The missing link in the free knowledge ecosystem

APO and Wikimedia have both been existing in the free knowledge ecosystem for the last two decades. They have finally come together to work on an exciting new project. APO Director, Brigid van Wanrooy, explains what the free knowledge ecosystem is, why it’s important and what the new project is all about.

Photo by NASA on Unsplash

What’s the free knowledge ecosystem? 

Francis Bacon is attributed to the phrase, ‘knowledge is power’, as he convincingly argued that the sharing and growing of knowledge isn’t just good for an individual, but good for all of society. This is essentially the foundation on which the free knowledge movement is built. 

The most prominent member of the movement is Wikipedia. Actually, it’s Wikimedia – Wikipedia is just one component of the ‘Wiki-verse’. Wikimedia’s mission is to make knowledge accessible by everyone. 

And they aren’t alone, there’s the open access movement advocating for research outputs, particularly those produced by (publicly funded) universities, to be openly accessible and usable.

--*--

> [TASK A] In the free knowledge ecosystem article, what is Wikimedia's mission?
> [TASK B] Carry on writing the free knowledge ecosystem article, starting after its final sentence.

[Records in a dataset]

--*--

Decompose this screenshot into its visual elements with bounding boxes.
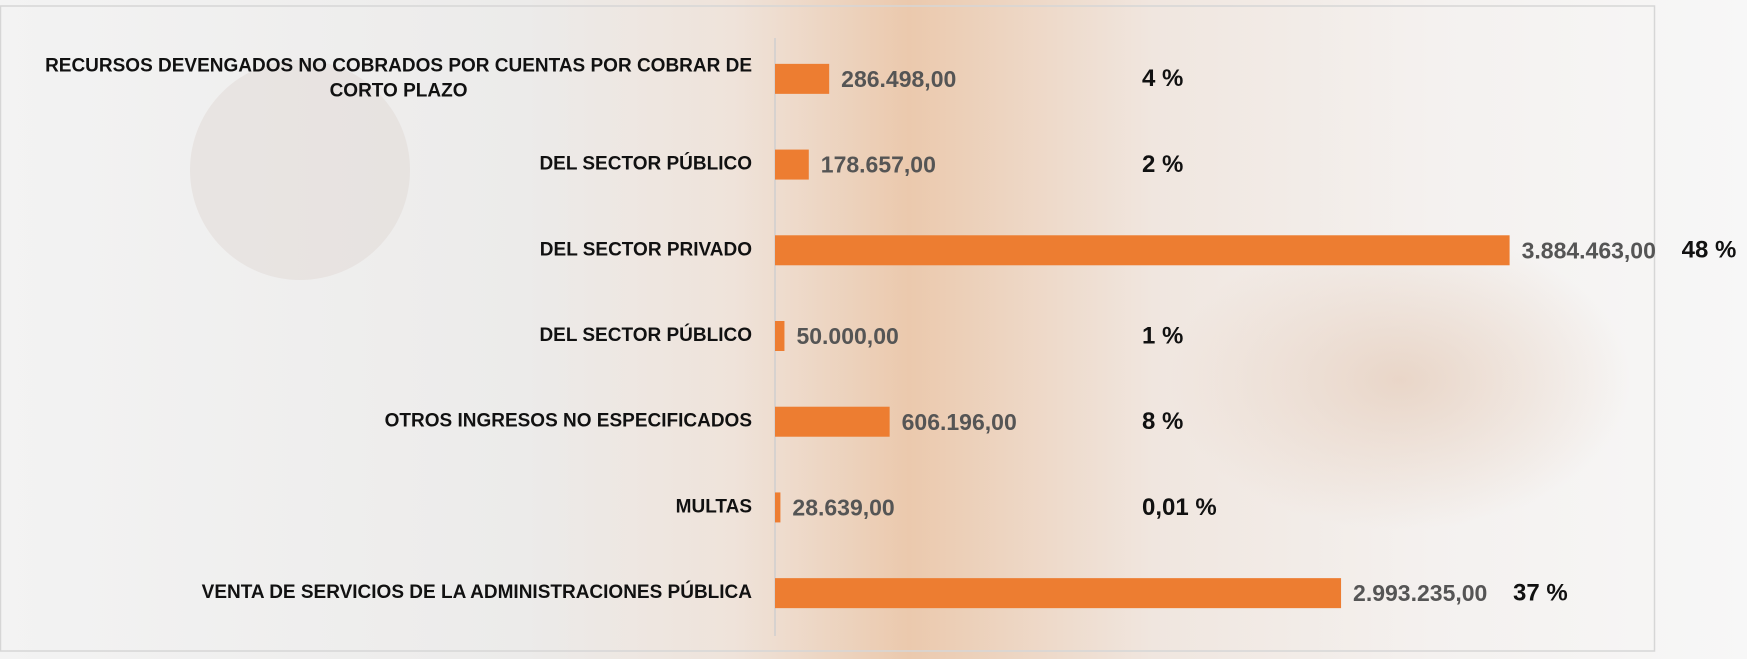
percent-label: 37 % xyxy=(1513,579,1568,606)
value-label: 178.657,00 xyxy=(821,152,936,178)
category-label: DEL SECTOR PÚBLICO xyxy=(539,324,752,346)
category-label: DEL SECTOR PÚBLICO xyxy=(539,153,752,175)
category-label: OTROS INGRESOS NO ESPECIFICADOS xyxy=(385,411,752,432)
value-label: 286.498,00 xyxy=(841,66,956,92)
background-shape xyxy=(1170,230,1630,530)
bar xyxy=(775,321,785,351)
bar xyxy=(775,63,830,94)
plot: RECURSOS DEVENGADOS NO COBRADOS POR CUEN… xyxy=(45,55,1737,609)
bar xyxy=(775,492,781,523)
percent-label: 8 % xyxy=(1142,408,1183,435)
bar xyxy=(775,406,890,437)
category-label: VENTA DE SERVICIOS DE LA ADMINISTRACIONE… xyxy=(202,581,753,603)
value-label: 606.196,00 xyxy=(902,409,1017,435)
category-label: MULTAS xyxy=(676,496,752,517)
category-label: DEL SECTOR PRIVADO xyxy=(540,239,752,260)
bar xyxy=(775,578,1342,609)
percent-label: 2 % xyxy=(1142,151,1183,178)
category-label: RECURSOS DEVENGADOS NO COBRADOS POR CUEN… xyxy=(45,55,752,101)
percent-label: 1 % xyxy=(1142,322,1183,349)
bar xyxy=(775,149,809,180)
percent-label: 4 % xyxy=(1142,65,1183,92)
background-shape xyxy=(190,60,410,280)
percent-label: 48 % xyxy=(1682,237,1737,264)
percent-label: 0,01 % xyxy=(1142,494,1217,521)
value-label: 28.639,00 xyxy=(792,495,894,521)
value-label: 50.000,00 xyxy=(796,323,898,349)
frame xyxy=(0,5,1656,652)
value-label: 3.884.463,00 xyxy=(1522,237,1656,263)
value-label: 2.993.235,00 xyxy=(1353,580,1487,606)
bar xyxy=(775,235,1510,266)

--*--

> [RESPONSE A] Wikimedia's mission is to make knowledge accessible by everyone.

> [RESPONSE B]
There’s also us, APO, a part of the open access movement. Specifically, we champion open access and evidence-informed decision-making. We believe that the best way to improve societal outcomes is for the best available research to be integrated into decision-making. And the best way to achieve evidence-informed decision-making is to make research and policy freely available through open access.

If you haven’t read my earlier blog, you may question why we are championing open access to publications produced by organisations, for free. While they may be freely available, they aren’t generally findable or accessible as they tend to be sitting on an organisation’s website. APO sources this material from across numerous websites. We make it accessible in our repository and we create metadata which makes it findable across the internet, including search engines. 

And there’s plenty more initiatives, organisations and individuals that are advocating and doing what they can to make knowledge free and accessible – that’s the free knowledge ecosystem. 

And why is it important? 

If you told Francis Bacon that 400 years later, this technology would be invented where a person could source any information they wanted… well, I don’t think he’d be that naive to think that people would only use it for good.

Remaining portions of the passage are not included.